# [DATA FOR PROCESSING]
───
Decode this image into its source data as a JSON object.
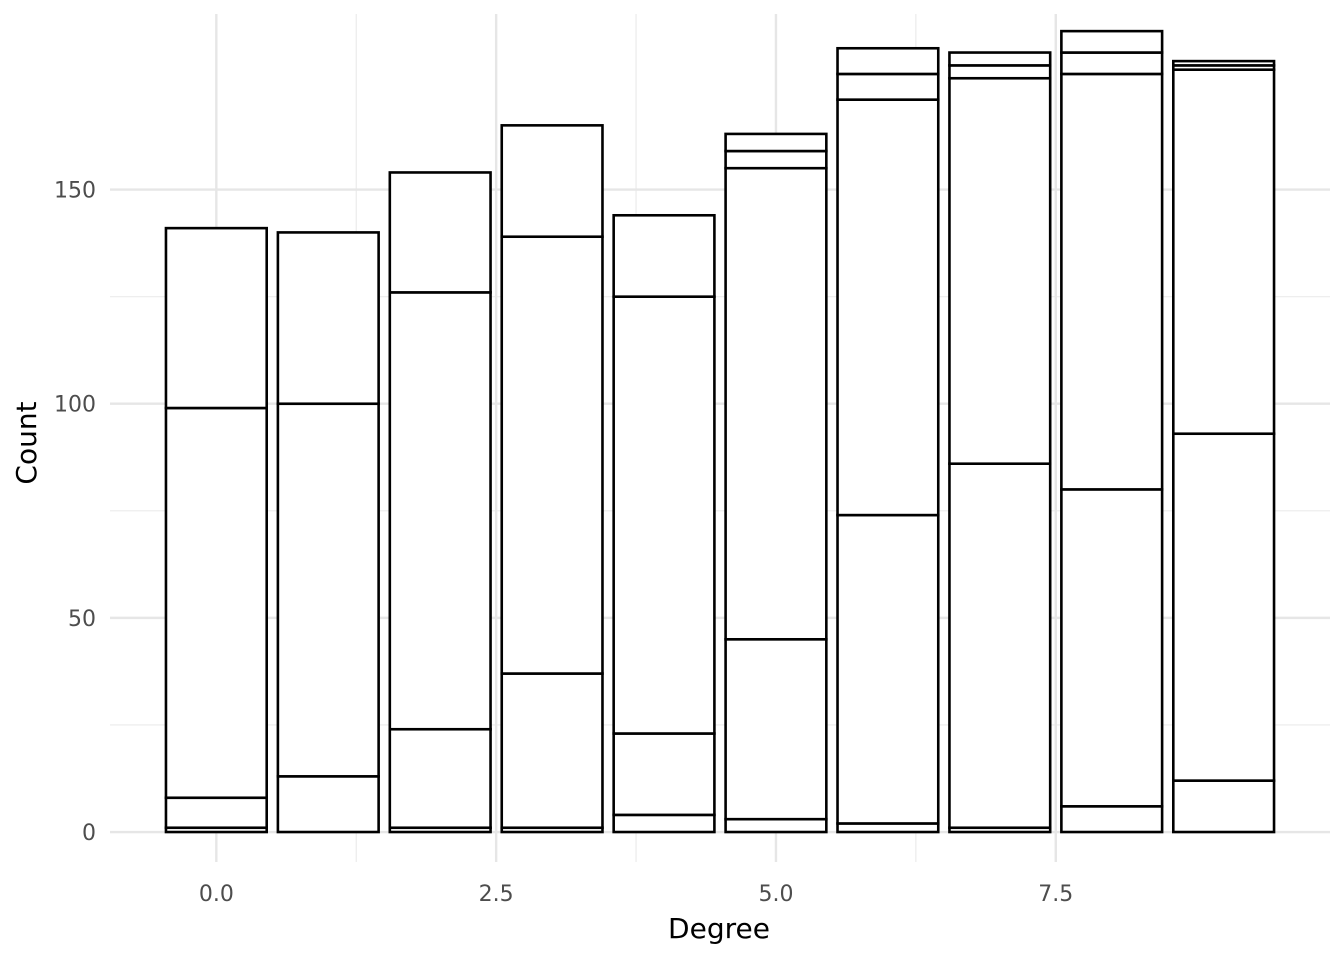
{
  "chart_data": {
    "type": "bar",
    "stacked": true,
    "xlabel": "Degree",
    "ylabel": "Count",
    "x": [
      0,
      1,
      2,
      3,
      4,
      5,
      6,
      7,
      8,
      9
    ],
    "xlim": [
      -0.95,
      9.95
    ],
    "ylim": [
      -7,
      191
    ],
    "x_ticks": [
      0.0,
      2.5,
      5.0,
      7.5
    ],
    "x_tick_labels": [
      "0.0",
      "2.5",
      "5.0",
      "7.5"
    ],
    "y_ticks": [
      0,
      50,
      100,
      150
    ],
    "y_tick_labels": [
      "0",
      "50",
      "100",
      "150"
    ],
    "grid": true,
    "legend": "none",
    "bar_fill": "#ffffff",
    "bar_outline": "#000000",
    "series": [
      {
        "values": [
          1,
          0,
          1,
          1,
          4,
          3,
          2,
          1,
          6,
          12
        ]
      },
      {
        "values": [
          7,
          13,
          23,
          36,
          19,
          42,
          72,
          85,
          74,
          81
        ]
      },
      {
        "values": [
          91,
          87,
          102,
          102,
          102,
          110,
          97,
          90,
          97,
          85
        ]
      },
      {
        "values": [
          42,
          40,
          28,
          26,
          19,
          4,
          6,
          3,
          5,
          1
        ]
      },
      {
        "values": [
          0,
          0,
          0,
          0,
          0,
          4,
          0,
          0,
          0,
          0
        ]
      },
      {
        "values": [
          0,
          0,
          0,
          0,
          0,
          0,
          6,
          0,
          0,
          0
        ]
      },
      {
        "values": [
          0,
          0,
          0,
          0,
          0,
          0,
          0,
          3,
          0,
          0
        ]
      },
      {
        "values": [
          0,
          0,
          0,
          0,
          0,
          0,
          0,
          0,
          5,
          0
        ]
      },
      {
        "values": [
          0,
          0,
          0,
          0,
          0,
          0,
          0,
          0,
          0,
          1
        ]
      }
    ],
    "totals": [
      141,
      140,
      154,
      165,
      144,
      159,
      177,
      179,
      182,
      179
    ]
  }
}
───
# [DIRECTION]
Set every line down exactly as written, leaving each picture out.

# [COMPLETED TASK]
Decode this image into its source data as a JSON object.
{
  "chart_data": {
    "type": "bar",
    "stacked": true,
    "xlabel": "Degree",
    "ylabel": "Count",
    "x": [
      0,
      1,
      2,
      3,
      4,
      5,
      6,
      7,
      8,
      9
    ],
    "xlim": [
      -0.95,
      9.95
    ],
    "ylim": [
      -7,
      191
    ],
    "x_ticks": [
      0.0,
      2.5,
      5.0,
      7.5
    ],
    "x_tick_labels": [
      "0.0",
      "2.5",
      "5.0",
      "7.5"
    ],
    "y_ticks": [
      0,
      50,
      100,
      150
    ],
    "y_tick_labels": [
      "0",
      "50",
      "100",
      "150"
    ],
    "grid": true,
    "legend": "none",
    "bar_fill": "#ffffff",
    "bar_outline": "#000000",
    "series": [
      {
        "values": [
          1,
          0,
          1,
          1,
          4,
          3,
          2,
          1,
          6,
          12
        ]
      },
      {
        "values": [
          7,
          13,
          23,
          36,
          19,
          42,
          72,
          85,
          74,
          81
        ]
      },
      {
        "values": [
          91,
          87,
          102,
          102,
          102,
          110,
          97,
          90,
          97,
          85
        ]
      },
      {
        "values": [
          42,
          40,
          28,
          26,
          19,
          4,
          6,
          3,
          5,
          1
        ]
      },
      {
        "values": [
          0,
          0,
          0,
          0,
          0,
          4,
          0,
          0,
          0,
          0
        ]
      },
      {
        "values": [
          0,
          0,
          0,
          0,
          0,
          0,
          6,
          0,
          0,
          0
        ]
      },
      {
        "values": [
          0,
          0,
          0,
          0,
          0,
          0,
          0,
          3,
          0,
          0
        ]
      },
      {
        "values": [
          0,
          0,
          0,
          0,
          0,
          0,
          0,
          0,
          5,
          0
        ]
      },
      {
        "values": [
          0,
          0,
          0,
          0,
          0,
          0,
          0,
          0,
          0,
          1
        ]
      }
    ],
    "totals": [
      141,
      140,
      154,
      165,
      144,
      159,
      177,
      179,
      182,
      179
    ]
  }
}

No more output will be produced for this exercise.